* [SET EXERCISE]: Below are entries. Pull out all lines containing "screenshot".

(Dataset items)
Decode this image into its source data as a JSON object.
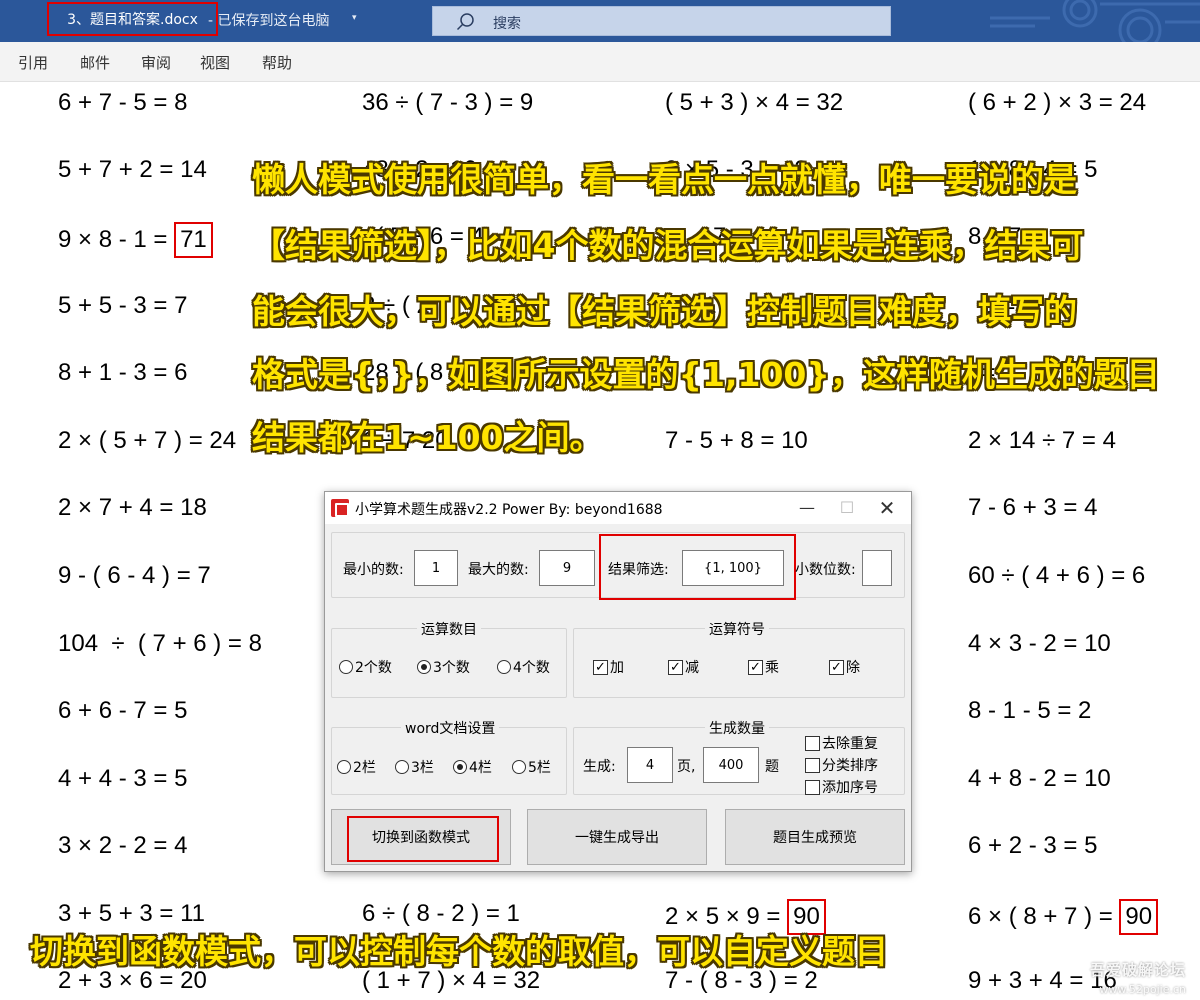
{
  "titlebar": {
    "doc_title": "3、题目和答案.docx",
    "doc_status": "-  已保存到这台电脑",
    "status_chevron": "▾",
    "search_placeholder": "搜索"
  },
  "ribbon": {
    "tabs": [
      "引用",
      "邮件",
      "审阅",
      "视图",
      "帮助"
    ]
  },
  "document": {
    "equations": {
      "col1": [
        "6 + 7 - 5 = 8",
        "5 + 7 + 2 = 14",
        "9 × 8 - 1 = ",
        "5 + 5 - 3 = 7",
        "8 + 1 - 3 = 6",
        "2 × ( 5 + 7 ) = 24",
        "2 × 7 + 4 = 18",
        "9 - ( 6 - 4 ) = 7",
        "104  ÷  ( 7 + 6 ) = 8",
        "6 + 6 - 7 = 5",
        "4 + 4 - 3 = 5",
        "3 × 2 - 2 = 4",
        "3 + 5 + 3 = 11",
        "2 + 3 × 6 = 20"
      ],
      "col1_boxed_answer": "71",
      "col2": [
        "36 ÷ ( 7 - 3 ) = 9",
        "48 ÷ 2 - 16",
        "  ( 5 ÷ 6 = 4",
        "2 ÷ ( 2",
        "28 ÷ ( 8",
        "1 ÷ 7 20",
        "6 ÷ ( 8 - 2 ) = 1",
        "( 1 + 7 ) × 4 = 32"
      ],
      "col3": [
        "( 5 + 3 ) × 4 = 32",
        "9 × 5 - 3 = 42",
        "     - 7",
        "    11",
        "7 - 5 + 8 = 10",
        "2 × 5 × 9 = ",
        "7 - ( 8 - 3 ) = 2"
      ],
      "col3_boxed_answer": "90",
      "col4": [
        "( 6 + 2 ) × 3 = 24",
        "1 + 8 - 4 = 5",
        "8 ÷ 7",
        "  5 =",
        "  =",
        "2 × 14 ÷ 7 = 4",
        "7 - 6 + 3 = 4",
        "60 ÷ ( 4 + 6 ) = 6",
        "4 × 3 - 2 = 10",
        "8 - 1 - 5 = 2",
        "4 + 8 - 2 = 10",
        "6 + 2 - 3 = 5",
        "6 × ( 8 + 7 ) = ",
        "9 + 3 + 4 = 16"
      ],
      "col4_boxed_answer": "90"
    }
  },
  "annotations": {
    "top_lines": [
      "懒人模式使用很简单，看一看点一点就懂，唯一要说的是",
      "【结果筛选】，比如4个数的混合运算如果是连乘，结果可",
      "能会很大，可以通过【结果筛选】控制题目难度，填写的",
      "格式是{，}，如图所示设置的{1,100}，这样随机生成的题目",
      "结果都在1~100之间。"
    ],
    "bottom_line": "切换到函数模式，可以控制每个数的取值，可以自定义题目"
  },
  "dialog": {
    "title": "小学算术题生成器v2.2  Power By:  beyond1688",
    "min_label": "最小的数:",
    "min_value": "1",
    "max_label": "最大的数:",
    "max_value": "9",
    "filter_label": "结果筛选:",
    "filter_value": "{1, 100}",
    "decimal_label": "小数位数:",
    "decimal_value": "",
    "count_group_label": "运算数目",
    "count_options": [
      "2个数",
      "3个数",
      "4个数"
    ],
    "count_selected": "3个数",
    "ops_group_label": "运算符号",
    "ops": [
      {
        "label": "加",
        "checked": true
      },
      {
        "label": "减",
        "checked": true
      },
      {
        "label": "乘",
        "checked": true
      },
      {
        "label": "除",
        "checked": true
      }
    ],
    "word_group_label": "word文档设置",
    "col_options": [
      "2栏",
      "3栏",
      "4栏",
      "5栏"
    ],
    "col_selected": "4栏",
    "gen_group_label": "生成数量",
    "gen_label": "生成:",
    "pages_value": "4",
    "pages_unit": "页,",
    "questions_value": "400",
    "questions_unit": "题",
    "option_checks": [
      {
        "label": "去除重复",
        "checked": false
      },
      {
        "label": "分类排序",
        "checked": false
      },
      {
        "label": "添加序号",
        "checked": false
      }
    ],
    "switch_button": "切换到函数模式",
    "export_button": "一键生成导出",
    "preview_button": "题目生成预览"
  },
  "watermark": {
    "line1": "吾爱破解论坛",
    "line2": "www.52pojie.cn"
  },
  "colors": {
    "titlebar": "#2b579a",
    "highlight_red": "#e00000",
    "annotation_yellow": "#ffe400"
  }
}
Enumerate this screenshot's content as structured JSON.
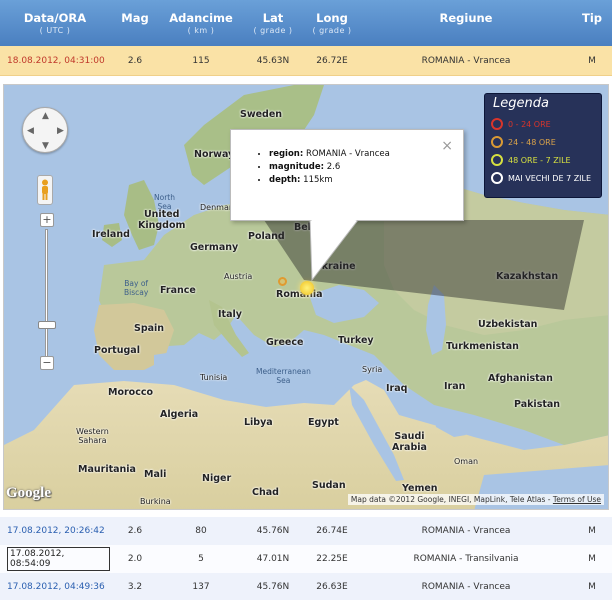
{
  "table": {
    "headers": [
      {
        "title": "Data/ORA",
        "sub": "( UTC )"
      },
      {
        "title": "Mag",
        "sub": ""
      },
      {
        "title": "Adancime",
        "sub": "( km )"
      },
      {
        "title": "Lat",
        "sub": "( grade )"
      },
      {
        "title": "Long",
        "sub": "( grade )"
      },
      {
        "title": "Regiune",
        "sub": ""
      },
      {
        "title": "Tip",
        "sub": ""
      }
    ],
    "highlighted": {
      "date": "18.08.2012, 04:31:00",
      "mag": "2.6",
      "depth": "115",
      "lat": "45.63N",
      "long": "26.72E",
      "region": "ROMANIA - Vrancea",
      "type": "M"
    },
    "rows": [
      {
        "date": "17.08.2012, 20:26:42",
        "mag": "2.6",
        "depth": "80",
        "lat": "45.76N",
        "long": "26.74E",
        "region": "ROMANIA - Vrancea",
        "type": "M"
      },
      {
        "date": "17.08.2012, 08:54:09",
        "mag": "2.0",
        "depth": "5",
        "lat": "47.01N",
        "long": "22.25E",
        "region": "ROMANIA - Transilvania",
        "type": "M"
      },
      {
        "date": "17.08.2012, 04:49:36",
        "mag": "3.2",
        "depth": "137",
        "lat": "45.76N",
        "long": "26.63E",
        "region": "ROMANIA - Vrancea",
        "type": "M"
      }
    ]
  },
  "map": {
    "legend": {
      "title": "Legenda",
      "items": [
        {
          "label": "0 - 24 ORE",
          "color": "#d9352b"
        },
        {
          "label": "24 - 48 ORE",
          "color": "#d99a35"
        },
        {
          "label": "48 ORE - 7 ZILE",
          "color": "#d6e040"
        },
        {
          "label": "MAI VECHI DE 7 ZILE",
          "color": "#ffffff"
        }
      ]
    },
    "info": {
      "region_label": "region:",
      "region_value": "ROMANIA - Vrancea",
      "magnitude_label": "magnitude:",
      "magnitude_value": "2.6",
      "depth_label": "depth:",
      "depth_value": "115km",
      "close": "×"
    },
    "labels": {
      "sweden": "Sweden",
      "norway": "Norway",
      "north_sea": "North\nSea",
      "denmark": "Denmark",
      "united_kingdom": "United\nKingdom",
      "ireland": "Ireland",
      "belarus": "Belarus",
      "germany": "Germany",
      "poland": "Poland",
      "ukraine": "Ukraine",
      "kazakhstan": "Kazakhstan",
      "bay_of_biscay": "Bay of\nBiscay",
      "france": "France",
      "austria": "Austria",
      "romania": "Romania",
      "italy": "Italy",
      "spain": "Spain",
      "portugal": "Portugal",
      "greece": "Greece",
      "turkey": "Turkey",
      "uzbekistan": "Uzbekistan",
      "turkmenistan": "Turkmenistan",
      "tunisia": "Tunisia",
      "mediterranean_sea": "Mediterranean\nSea",
      "syria": "Syria",
      "iraq": "Iraq",
      "iran": "Iran",
      "afghanistan": "Afghanistan",
      "pakistan": "Pakistan",
      "morocco": "Morocco",
      "algeria": "Algeria",
      "libya": "Libya",
      "egypt": "Egypt",
      "western_sahara": "Western\nSahara",
      "saudi_arabia": "Saudi\nArabia",
      "oman": "Oman",
      "mauritania": "Mauritania",
      "mali": "Mali",
      "niger": "Niger",
      "chad": "Chad",
      "sudan": "Sudan",
      "yemen": "Yemen",
      "burkina": "Burkina"
    },
    "google_logo": "Google",
    "attribution": "Map data ©2012 Google, INEGI, MapLink, Tele Atlas - ",
    "terms": "Terms of Use",
    "zoom_in": "+",
    "zoom_out": "−"
  }
}
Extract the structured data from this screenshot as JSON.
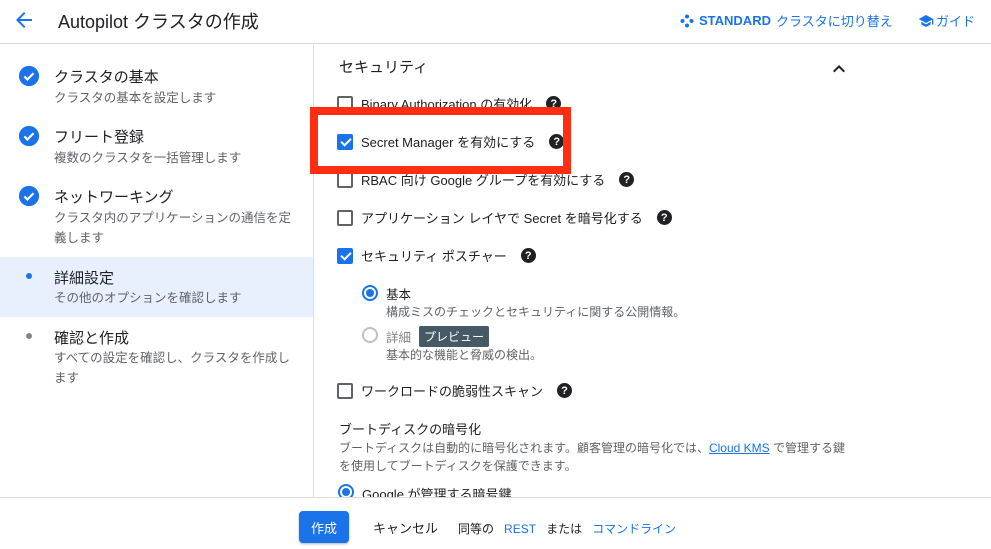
{
  "header": {
    "title": "Autopilot クラスタの作成",
    "standard_bold": "STANDARD",
    "standard_rest": "クラスタに切り替え",
    "guide": "ガイド"
  },
  "stepper": {
    "steps": [
      {
        "title": "クラスタの基本",
        "desc": "クラスタの基本を設定します",
        "state": "done"
      },
      {
        "title": "フリート登録",
        "desc": "複数のクラスタを一括管理します",
        "state": "done"
      },
      {
        "title": "ネットワーキング",
        "desc": "クラスタ内のアプリケーションの通信を定義します",
        "state": "done"
      },
      {
        "title": "詳細設定",
        "desc": "その他のオプションを確認します",
        "state": "current"
      },
      {
        "title": "確認と作成",
        "desc": "すべての設定を確認し、クラスタを作成します",
        "state": "pending"
      }
    ]
  },
  "security": {
    "title": "セキュリティ",
    "options": [
      {
        "label": "Binary Authorization の有効化",
        "checked": false
      },
      {
        "label": "Secret Manager を有効にする",
        "checked": true
      },
      {
        "label": "RBAC 向け Google グループを有効にする",
        "checked": false
      },
      {
        "label": "アプリケーション レイヤで Secret を暗号化する",
        "checked": false
      },
      {
        "label": "セキュリティ ポスチャー",
        "checked": true
      },
      {
        "label": "ワークロードの脆弱性スキャン",
        "checked": false
      }
    ],
    "posture": {
      "basic_label": "基本",
      "basic_desc": "構成ミスのチェックとセキュリティに関する公開情報。",
      "detail_label": "詳細",
      "detail_badge": "プレビュー",
      "detail_desc": "基本的な機能と脅威の検出。"
    },
    "help_glyph": "?"
  },
  "boot_disk": {
    "title": "ブートディスクの暗号化",
    "desc_before": "ブートディスクは自動的に暗号化されます。顧客管理の暗号化では、",
    "link": "Cloud KMS",
    "desc_after": " で管理する鍵を使用してブートディスクを保護できます。",
    "option": "Google が管理する暗号鍵"
  },
  "footer": {
    "create": "作成",
    "cancel": "キャンセル",
    "equiv": "同等の",
    "rest": "REST",
    "or": "または",
    "cli": "コマンドライン"
  },
  "colors": {
    "accent": "#1a73e8",
    "highlight": "#ff2d12"
  }
}
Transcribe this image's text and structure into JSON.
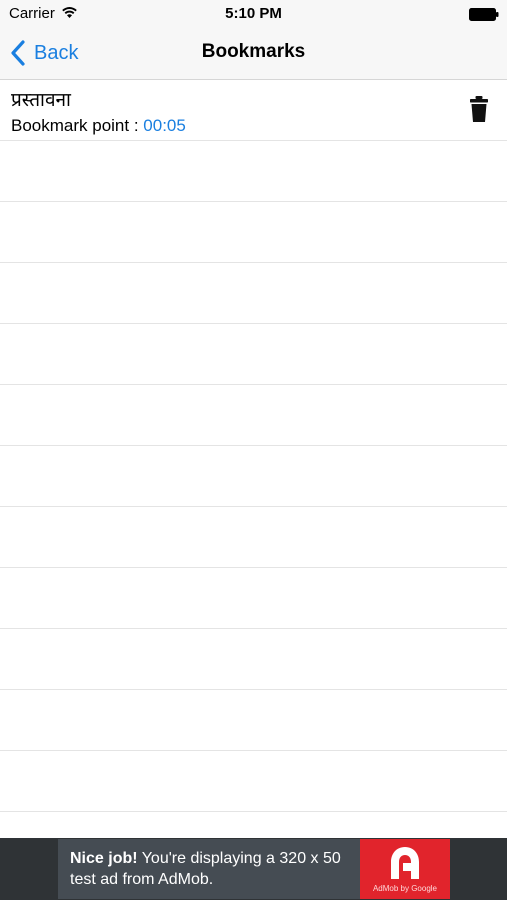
{
  "status_bar": {
    "carrier": "Carrier",
    "time": "5:10 PM"
  },
  "nav": {
    "back_label": "Back",
    "title": "Bookmarks"
  },
  "bookmarks": [
    {
      "title": "प्रस्तावना",
      "point_label": "Bookmark point :",
      "time": "00:05"
    }
  ],
  "empty_row_count": 11,
  "ad": {
    "headline": "Nice job!",
    "body": " You're displaying a 320 x 50 test ad from AdMob.",
    "brand": "AdMob by Google"
  },
  "colors": {
    "accent": "#1a7fe0",
    "ad_red": "#e1242c",
    "ad_dark": "#2f3336"
  },
  "icons": [
    "wifi-icon",
    "battery-icon",
    "chevron-left-icon",
    "trash-icon",
    "admob-logo-icon"
  ]
}
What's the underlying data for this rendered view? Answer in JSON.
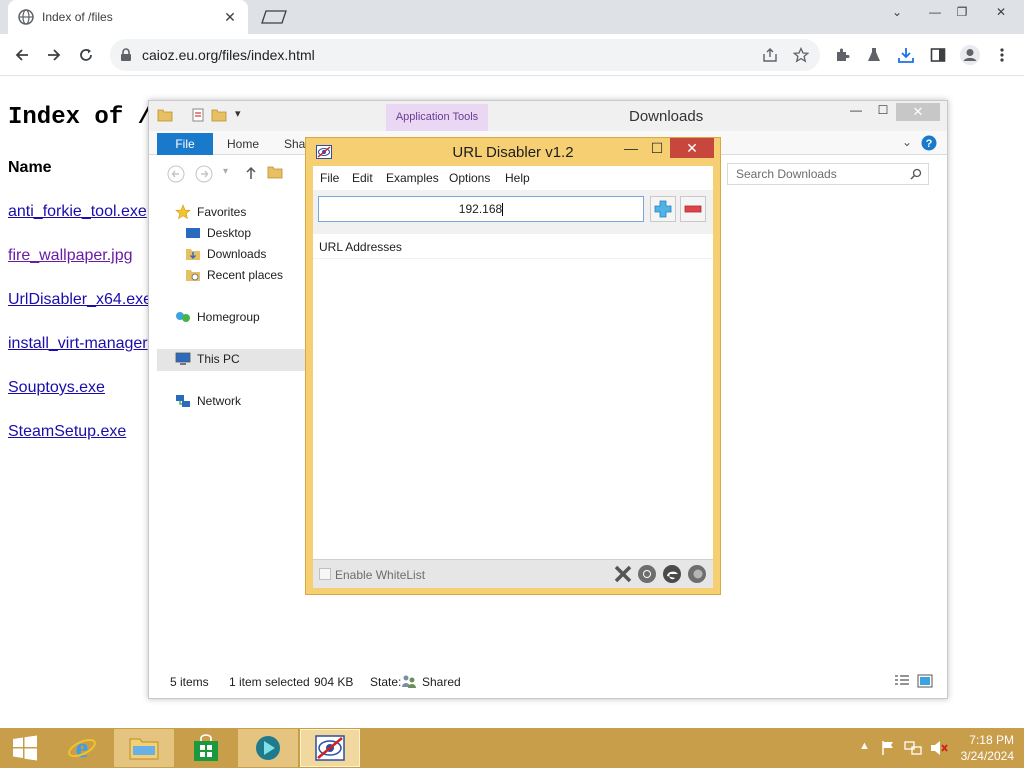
{
  "browser": {
    "tab_title": "Index of /files",
    "url": "caioz.eu.org/files/index.html"
  },
  "page": {
    "heading": "Index of /files",
    "name_header": "Name",
    "files": [
      {
        "name": "anti_forkie_tool.exe",
        "visited": false
      },
      {
        "name": "fire_wallpaper.jpg",
        "visited": true
      },
      {
        "name": "UrlDisabler_x64.exe",
        "visited": false
      },
      {
        "name": "install_virt-manager",
        "visited": false
      },
      {
        "name": "Souptoys.exe",
        "visited": false
      },
      {
        "name": "SteamSetup.exe",
        "visited": false
      }
    ]
  },
  "explorer": {
    "title": "Downloads",
    "app_tools": "Application Tools",
    "ribbon_tabs": [
      "File",
      "Home",
      "Share"
    ],
    "search_placeholder": "Search Downloads",
    "nav": {
      "favorites": "Favorites",
      "desktop": "Desktop",
      "downloads": "Downloads",
      "recent": "Recent places",
      "homegroup": "Homegroup",
      "this_pc": "This PC",
      "network": "Network"
    },
    "status": {
      "items": "5 items",
      "selected": "1 item selected",
      "size": "904 KB",
      "state_label": "State:",
      "state_value": "Shared"
    }
  },
  "url_disabler": {
    "title": "URL Disabler v1.2",
    "menu": [
      "File",
      "Edit",
      "Examples",
      "Options",
      "Help"
    ],
    "input_value": "192.168",
    "list_header": "URL Addresses",
    "whitelist_label": "Enable WhiteList",
    "whitelist_checked": false
  },
  "taskbar": {
    "time": "7:18 PM",
    "date": "3/24/2024"
  },
  "colors": {
    "taskbar": "#c89e4a",
    "url_disabler_frame": "#f5cf72",
    "close_red": "#c7473c",
    "link": "#1a0dab",
    "visited_link": "#681da8",
    "ribbon_file": "#1979ca"
  }
}
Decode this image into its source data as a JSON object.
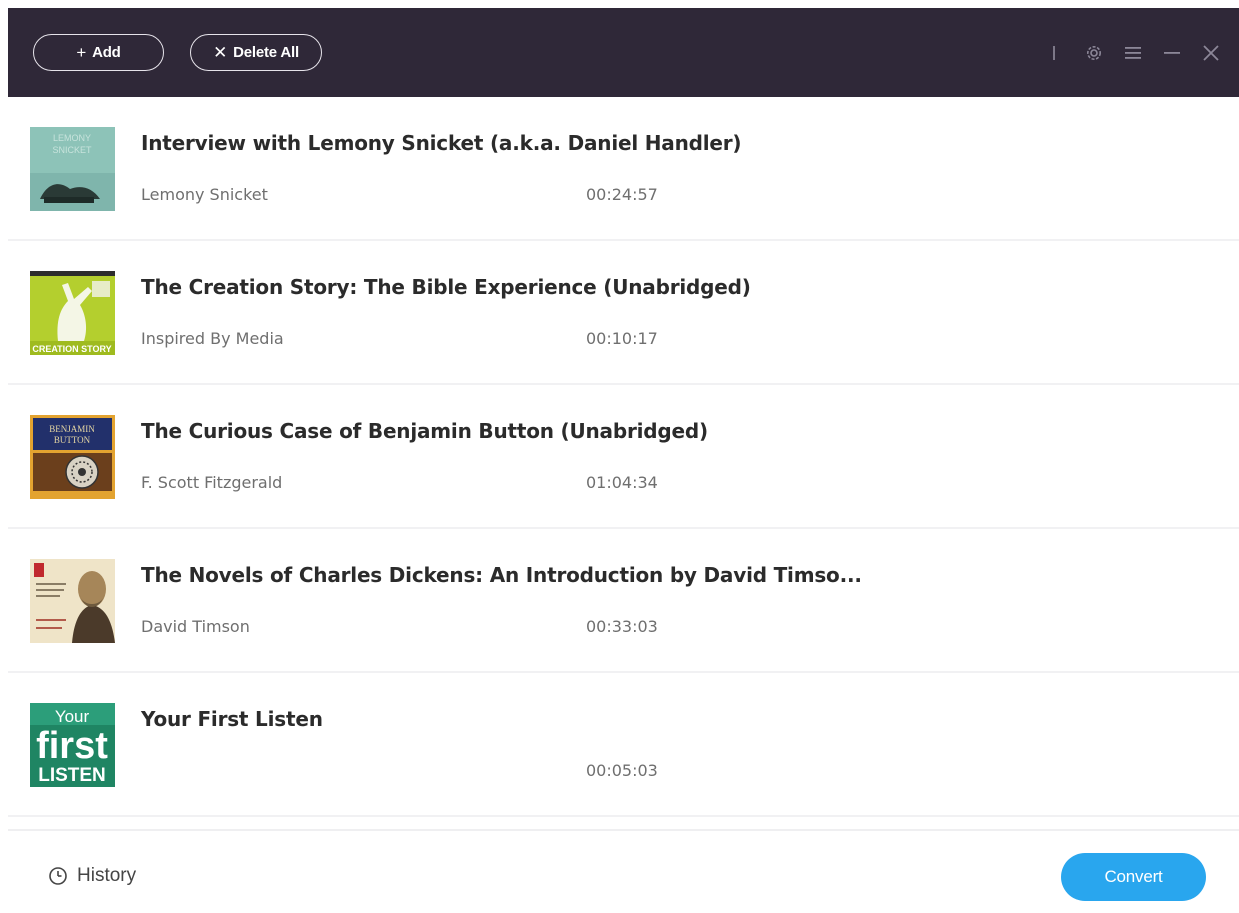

* [SOLUTION TO THIS EXERCISE]:
Enumerate this screenshot's content as structured JSON.
Extract the structured data from this screenshot as JSON.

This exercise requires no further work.